§ **Task to complete**
In the listing below, find every line with the string "السلام" and pull it out.

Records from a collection
--- --- ---

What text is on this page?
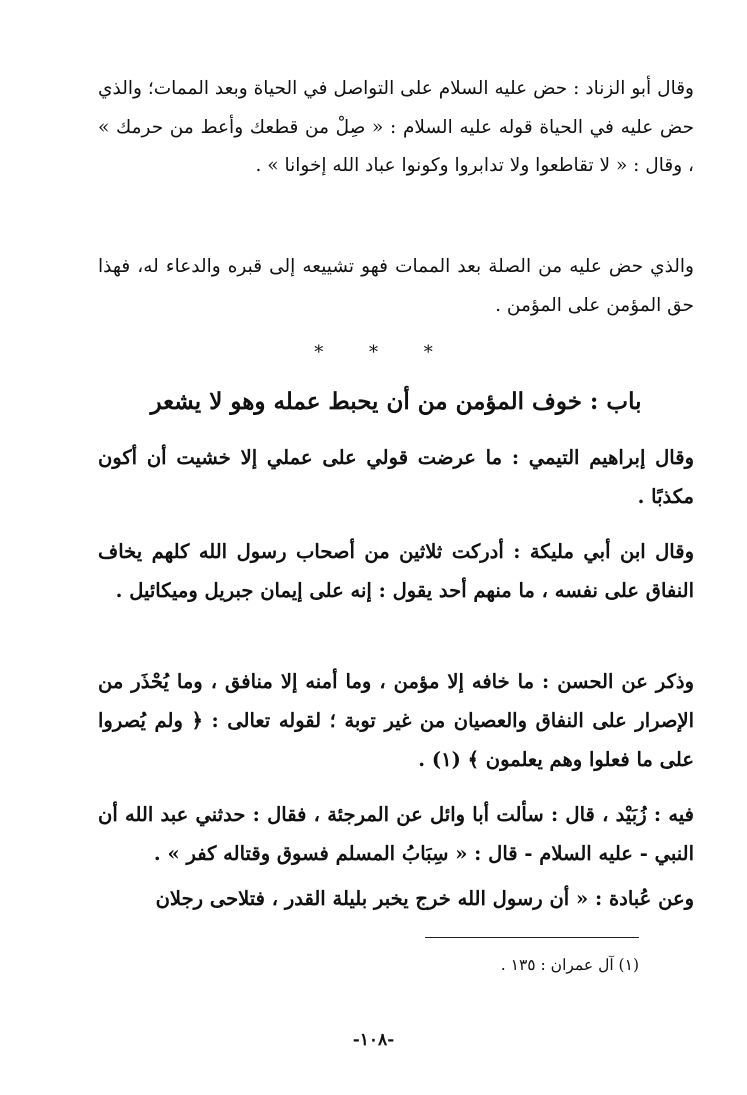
وقال أبو الزناد : حض عليه السلام على التواصل في الحياة وبعد الممات؛ والذي حض عليه في الحياة قوله عليه السلام : « صِلْ من قطعك وأعط من حرمك » ، وقال : « لا تقاطعوا ولا تدابروا وكونوا عباد الله إخوانا » .

والذي حض عليه من الصلة بعد الممات فهو تشييعه إلى قبره والدعاء له، فهذا حق المؤمن على المؤمن .

* * *
باب : خوف المؤمن من أن يحبط عمله وهو لا يشعر

وقال إبراهيم التيمي : ما عرضت قولي على عملي إلا خشيت أن أكون مكذبًا .

وقال ابن أبي مليكة : أدركت ثلاثين من أصحاب رسول الله كلهم يخاف النفاق على نفسه ، ما منهم أحد يقول : إنه على إيمان جبريل وميكائيل .

وذكر عن الحسن : ما خافه إلا مؤمن ، وما أمنه إلا منافق ، وما يُحْذَر من الإصرار على النفاق والعصيان من غير توبة ؛ لقوله تعالى : ﴿ ولم يُصروا على ما فعلوا وهم يعلمون ﴾ (١) .

فيه : زُبَيْد ، قال : سألت أبا وائل عن المرجئة ، فقال : حدثني عبد الله أن النبي - عليه السلام - قال : « سِبَابُ المسلم فسوق وقتاله كفر » .

وعن عُبادة : « أن رسول الله خرج يخبر بليلة القدر ، فتلاحى رجلان

(١) آل عمران : ١٣٥ .
-١٠٨-
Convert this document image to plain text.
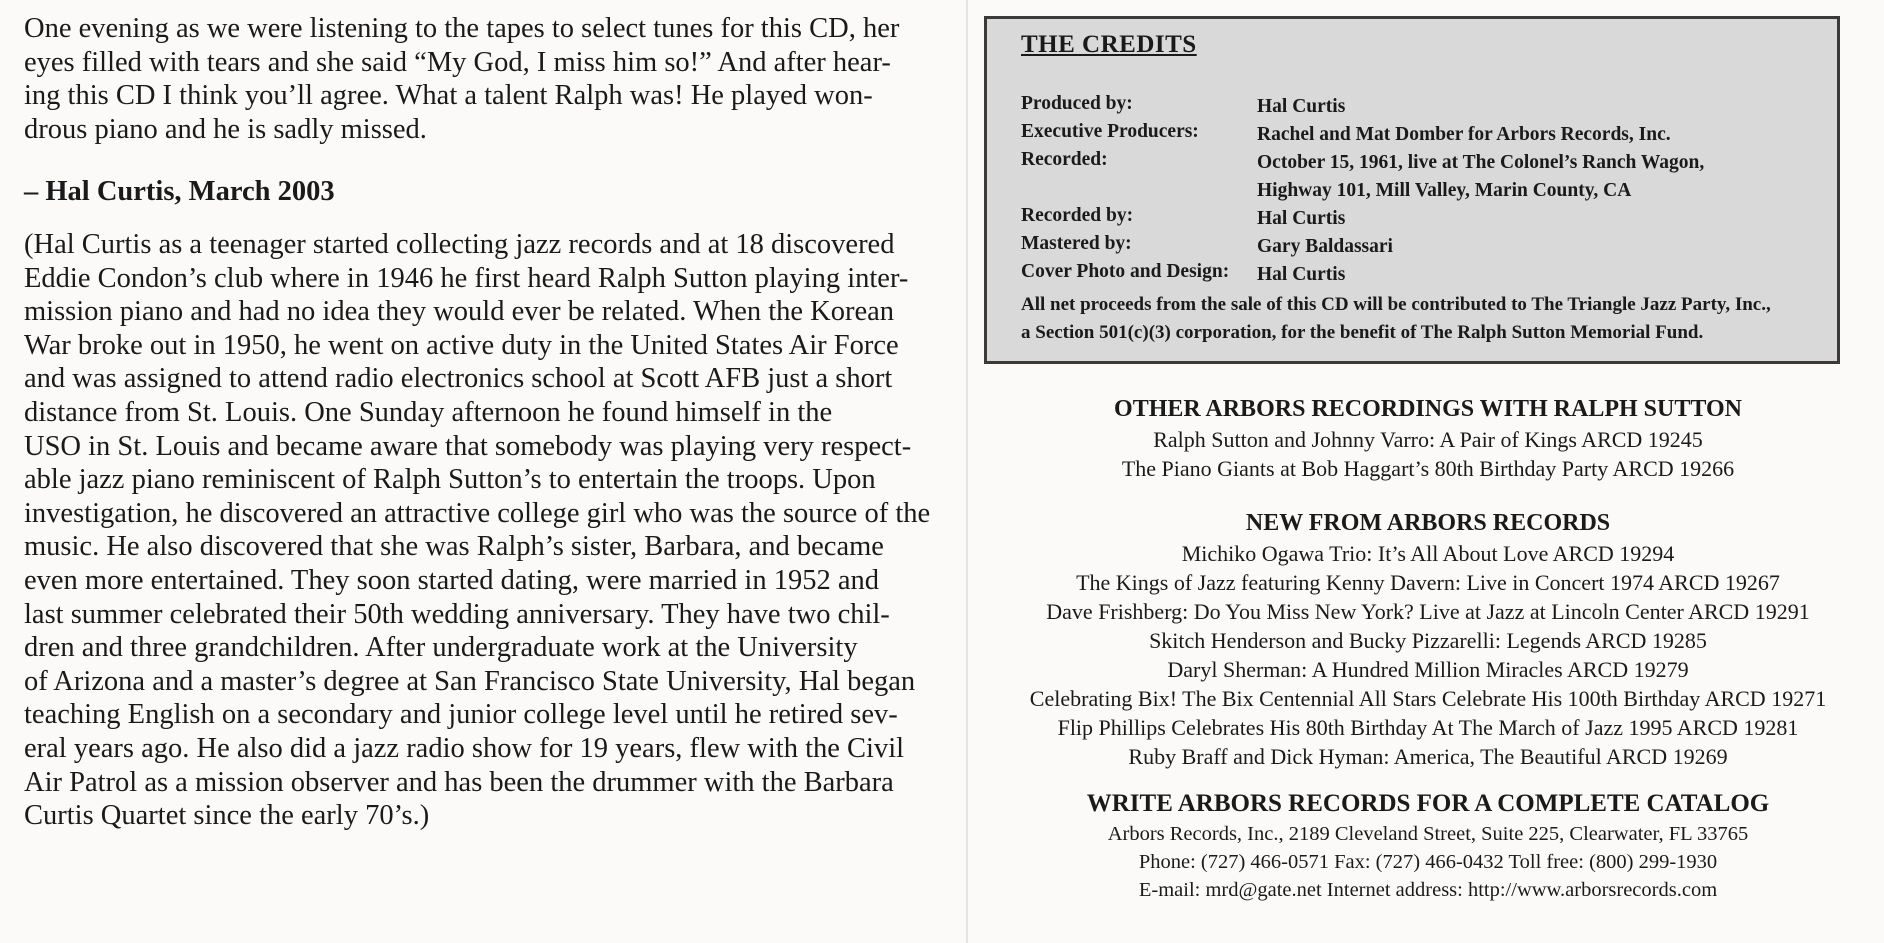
One evening as we were listening to the tapes to select tunes for this CD, her
eyes filled with tears and she said “My God, I miss him so!” And after hear-
ing this CD I think you’ll agree. What a talent Ralph was! He played won-
drous piano and he is sadly missed.

– Hal Curtis, March 2003

(Hal Curtis as a teenager started collecting jazz records and at 18 discovered
Eddie Condon’s club where in 1946 he first heard Ralph Sutton playing inter-
mission piano and had no idea they would ever be related. When the Korean
War broke out in 1950, he went on active duty in the United States Air Force
and was assigned to attend radio electronics school at Scott AFB just a short
distance from St. Louis. One Sunday afternoon he found himself in the
USO in St. Louis and became aware that somebody was playing very respect-
able jazz piano reminiscent of Ralph Sutton’s to entertain the troops. Upon
investigation, he discovered an attractive college girl who was the source of the
music. He also discovered that she was Ralph’s sister, Barbara, and became
even more entertained. They soon started dating, were married in 1952 and
last summer celebrated their 50th wedding anniversary. They have two chil-
dren and three grandchildren. After undergraduate work at the University
of Arizona and a master’s degree at San Francisco State University, Hal began
teaching English on a secondary and junior college level until he retired sev-
eral years ago. He also did a jazz radio show for 19 years, flew with the Civil
Air Patrol as a mission observer and has been the drummer with the Barbara
Curtis Quartet since the early 70’s.)

THE CREDITS
Produced by:	Hal Curtis
Executive Producers:	Rachel and Mat Domber for Arbors Records, Inc.
Recorded:	October 15, 1961, live at The Colonel’s Ranch Wagon,
Highway 101, Mill Valley, Marin County, CA
Recorded by:	Hal Curtis
Mastered by:	Gary Baldassari
Cover Photo and Design: Hal Curtis
All net proceeds from the sale of this CD will be contributed to The Triangle Jazz Party, Inc.,
a Section 501(c)(3) corporation, for the benefit of The Ralph Sutton Memorial Fund.
OTHER ARBORS RECORDINGS WITH RALPH SUTTON
Ralph Sutton and Johnny Varro: A Pair of Kings ARCD 19245
The Piano Giants at Bob Haggart’s 80th Birthday Party ARCD 19266
NEW FROM ARBORS RECORDS
Michiko Ogawa Trio: It’s All About Love ARCD 19294
The Kings of Jazz featuring Kenny Davern: Live in Concert 1974 ARCD 19267
Dave Frishberg: Do You Miss New York? Live at Jazz at Lincoln Center ARCD 19291
Skitch Henderson and Bucky Pizzarelli: Legends ARCD 19285
Daryl Sherman: A Hundred Million Miracles ARCD 19279
Celebrating Bix! The Bix Centennial All Stars Celebrate His 100th Birthday ARCD 19271
Flip Phillips Celebrates His 80th Birthday At The March of Jazz 1995 ARCD 19281
Ruby Braff and Dick Hyman: America, The Beautiful ARCD 19269
WRITE ARBORS RECORDS FOR A COMPLETE CATALOG
Arbors Records, Inc., 2189 Cleveland Street, Suite 225, Clearwater, FL 33765
Phone: (727) 466-0571 Fax: (727) 466-0432 Toll free: (800) 299-1930
E-mail: mrd@gate.net Internet address: http://www.arborsrecords.com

--- --- ---

§ **Answer to the problem**
وقال أبو الزناد : حض عليه السلام على التواصل في الحياة وبعد الممات؛ والذي حض عليه في الحياة قوله عليه السلام : « صِلْ من قطعك وأعط من حرمك » ، وقال : « لا تقاطعوا ولا تدابروا وكونوا عباد الله إخوانا » .
فيه : زُبَيْد ، قال : سألت أبا وائل عن المرجئة ، فقال : حدثني عبد الله أن النبي - عليه السلام - قال : « سِبَابُ المسلم فسوق وقتاله كفر » .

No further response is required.